Copy every line with the string "image" in it.

=== Entries supplied ===

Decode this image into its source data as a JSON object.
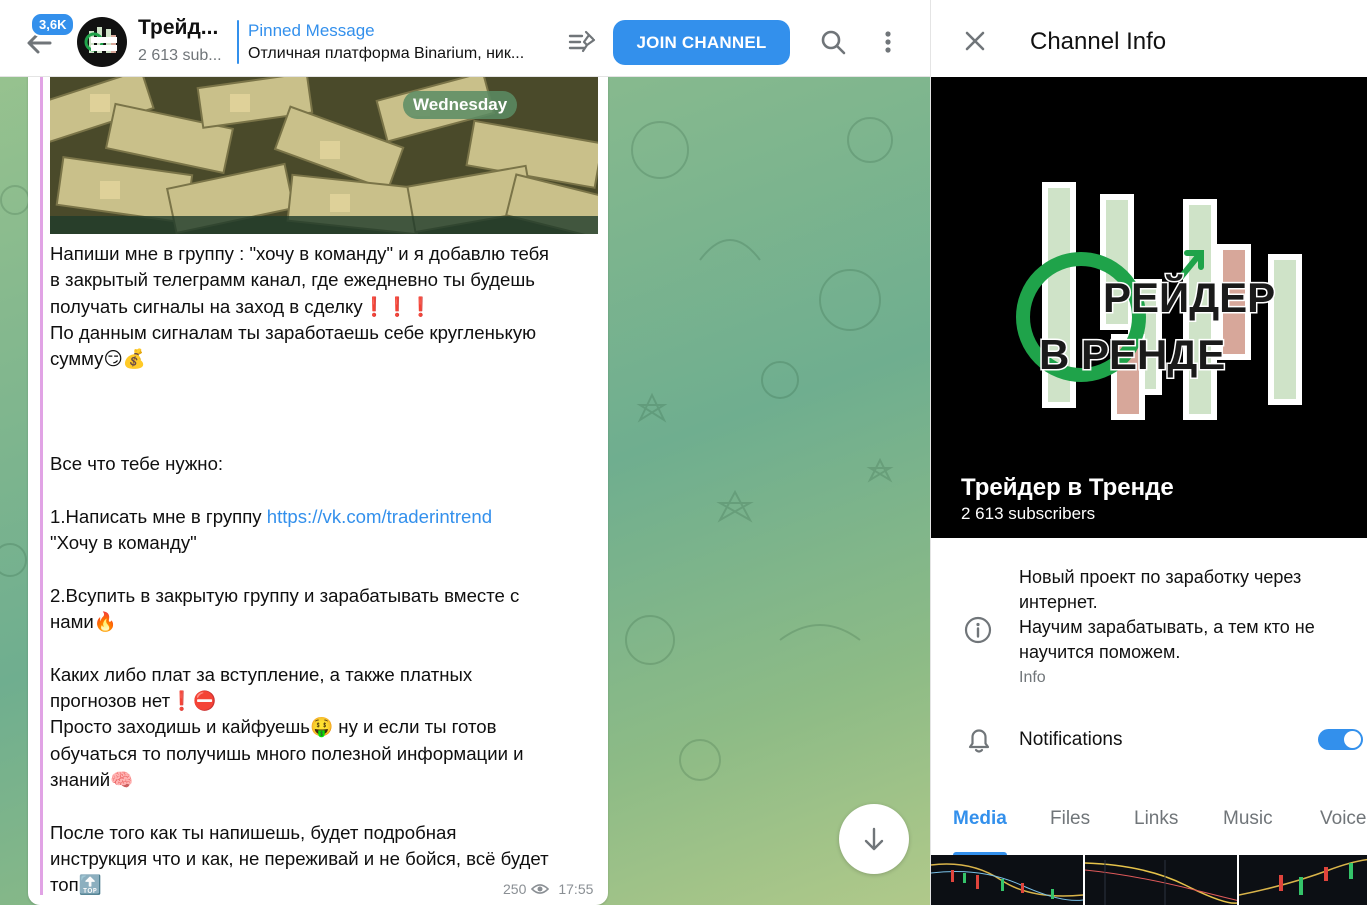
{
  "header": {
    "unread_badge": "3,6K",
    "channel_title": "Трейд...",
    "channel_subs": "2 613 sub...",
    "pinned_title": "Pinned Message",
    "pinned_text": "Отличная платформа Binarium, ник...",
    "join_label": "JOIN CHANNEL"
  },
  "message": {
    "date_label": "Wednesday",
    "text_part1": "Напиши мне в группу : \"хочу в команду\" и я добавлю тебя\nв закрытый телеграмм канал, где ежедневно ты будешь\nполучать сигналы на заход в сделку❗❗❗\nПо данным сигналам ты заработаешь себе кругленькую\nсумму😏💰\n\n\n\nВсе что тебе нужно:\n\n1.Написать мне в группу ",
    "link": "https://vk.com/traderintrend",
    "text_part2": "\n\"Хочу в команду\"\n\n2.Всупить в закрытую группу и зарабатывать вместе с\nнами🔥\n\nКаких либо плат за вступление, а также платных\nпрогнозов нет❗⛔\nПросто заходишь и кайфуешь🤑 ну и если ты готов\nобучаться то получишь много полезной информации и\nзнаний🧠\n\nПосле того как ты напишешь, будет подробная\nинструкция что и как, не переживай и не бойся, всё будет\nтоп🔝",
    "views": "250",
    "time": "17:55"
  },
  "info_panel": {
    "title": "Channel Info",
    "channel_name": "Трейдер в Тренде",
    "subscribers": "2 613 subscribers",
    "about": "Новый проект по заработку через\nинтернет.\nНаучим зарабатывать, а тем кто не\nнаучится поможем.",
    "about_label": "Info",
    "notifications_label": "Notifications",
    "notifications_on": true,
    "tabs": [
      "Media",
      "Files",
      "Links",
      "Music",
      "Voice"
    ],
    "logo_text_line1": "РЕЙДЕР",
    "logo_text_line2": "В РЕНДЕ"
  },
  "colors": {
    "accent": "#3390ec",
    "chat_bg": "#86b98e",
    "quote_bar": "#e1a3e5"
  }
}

===
=== Entries supplied ===

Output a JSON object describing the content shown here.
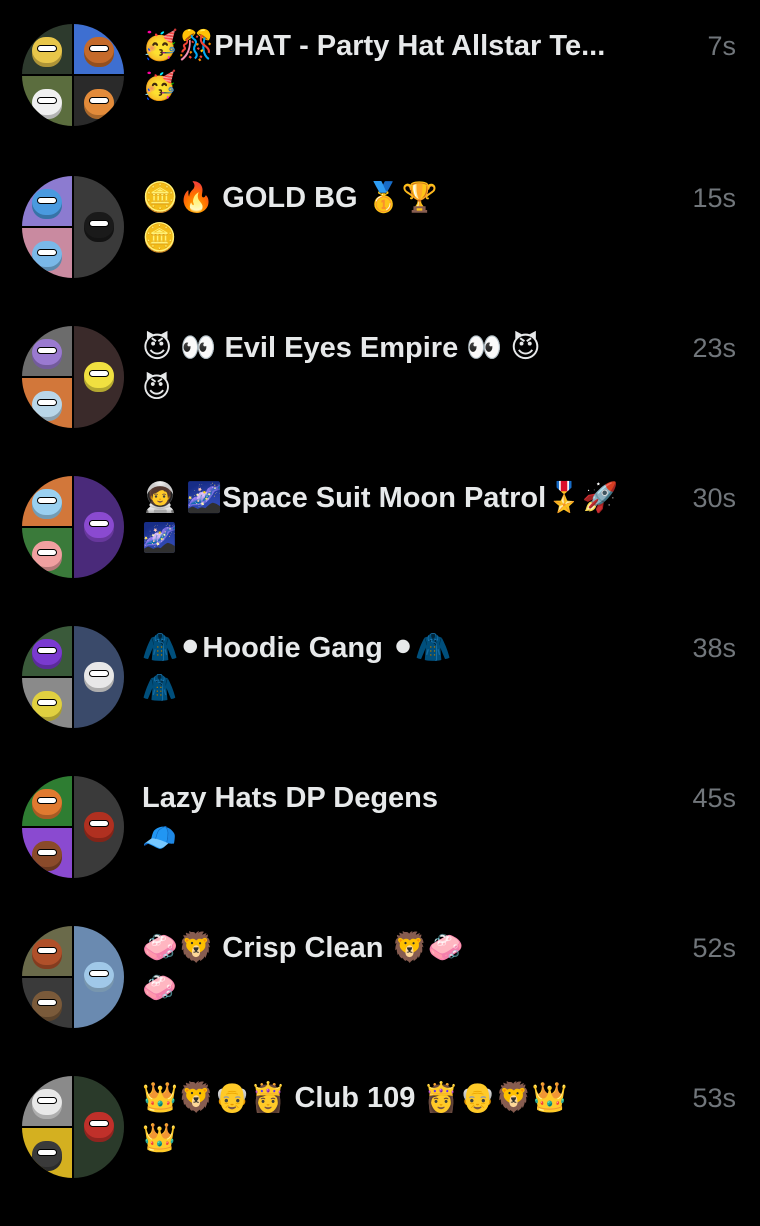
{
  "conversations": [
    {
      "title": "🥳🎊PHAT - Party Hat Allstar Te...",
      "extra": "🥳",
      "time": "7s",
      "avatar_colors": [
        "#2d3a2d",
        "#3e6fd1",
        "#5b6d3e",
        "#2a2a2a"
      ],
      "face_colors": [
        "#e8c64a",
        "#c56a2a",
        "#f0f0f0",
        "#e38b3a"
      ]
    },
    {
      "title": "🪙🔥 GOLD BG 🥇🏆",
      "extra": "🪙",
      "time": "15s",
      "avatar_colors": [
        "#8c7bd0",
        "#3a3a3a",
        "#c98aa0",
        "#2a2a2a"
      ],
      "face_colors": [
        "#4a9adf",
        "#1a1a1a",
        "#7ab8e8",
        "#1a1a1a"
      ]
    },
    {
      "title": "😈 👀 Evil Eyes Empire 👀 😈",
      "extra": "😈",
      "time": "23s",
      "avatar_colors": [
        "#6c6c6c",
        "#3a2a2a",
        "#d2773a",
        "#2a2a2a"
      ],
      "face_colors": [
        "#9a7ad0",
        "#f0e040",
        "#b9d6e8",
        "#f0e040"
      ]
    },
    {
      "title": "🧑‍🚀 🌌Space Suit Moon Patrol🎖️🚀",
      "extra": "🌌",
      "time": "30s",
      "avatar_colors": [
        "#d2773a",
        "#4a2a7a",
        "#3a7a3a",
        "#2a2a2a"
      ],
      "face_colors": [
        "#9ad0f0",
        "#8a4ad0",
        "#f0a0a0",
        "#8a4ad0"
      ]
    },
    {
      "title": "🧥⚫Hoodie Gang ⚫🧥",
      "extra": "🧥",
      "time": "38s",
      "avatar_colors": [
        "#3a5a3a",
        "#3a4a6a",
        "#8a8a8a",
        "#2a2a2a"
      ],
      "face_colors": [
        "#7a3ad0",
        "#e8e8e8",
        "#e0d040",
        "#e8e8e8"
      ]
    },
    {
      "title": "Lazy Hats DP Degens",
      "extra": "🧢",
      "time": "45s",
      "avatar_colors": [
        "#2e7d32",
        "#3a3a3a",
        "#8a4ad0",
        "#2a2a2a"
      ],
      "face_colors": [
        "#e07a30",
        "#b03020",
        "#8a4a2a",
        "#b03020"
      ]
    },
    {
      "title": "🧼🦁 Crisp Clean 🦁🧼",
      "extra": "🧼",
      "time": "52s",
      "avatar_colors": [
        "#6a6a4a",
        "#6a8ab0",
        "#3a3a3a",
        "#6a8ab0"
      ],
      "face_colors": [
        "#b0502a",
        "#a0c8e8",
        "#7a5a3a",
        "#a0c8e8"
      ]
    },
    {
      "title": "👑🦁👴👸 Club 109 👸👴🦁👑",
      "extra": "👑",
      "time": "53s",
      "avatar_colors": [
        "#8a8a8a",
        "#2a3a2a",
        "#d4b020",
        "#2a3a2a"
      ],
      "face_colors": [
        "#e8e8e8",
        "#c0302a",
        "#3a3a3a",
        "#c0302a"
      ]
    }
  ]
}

===
=== Entries supplied ===

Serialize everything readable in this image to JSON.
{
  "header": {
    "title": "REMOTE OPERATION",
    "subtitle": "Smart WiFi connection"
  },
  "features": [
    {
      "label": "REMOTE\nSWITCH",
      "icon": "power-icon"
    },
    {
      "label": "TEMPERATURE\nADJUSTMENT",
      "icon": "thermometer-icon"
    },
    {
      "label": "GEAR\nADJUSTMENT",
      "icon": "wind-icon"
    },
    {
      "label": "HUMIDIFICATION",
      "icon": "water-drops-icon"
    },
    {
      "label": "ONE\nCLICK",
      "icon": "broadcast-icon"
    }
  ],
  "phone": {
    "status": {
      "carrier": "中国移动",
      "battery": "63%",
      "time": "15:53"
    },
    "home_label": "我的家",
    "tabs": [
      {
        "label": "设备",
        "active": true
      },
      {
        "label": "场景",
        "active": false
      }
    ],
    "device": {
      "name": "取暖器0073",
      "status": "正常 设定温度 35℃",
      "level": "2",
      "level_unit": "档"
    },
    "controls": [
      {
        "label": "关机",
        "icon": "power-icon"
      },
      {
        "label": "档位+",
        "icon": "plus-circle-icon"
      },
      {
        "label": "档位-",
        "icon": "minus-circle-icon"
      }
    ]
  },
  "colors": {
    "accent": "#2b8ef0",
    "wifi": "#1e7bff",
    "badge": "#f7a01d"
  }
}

===

▸ Output of the exercise:
Decode this image into its source data as a JSON object.
Serialize everything readable in this image to JSON.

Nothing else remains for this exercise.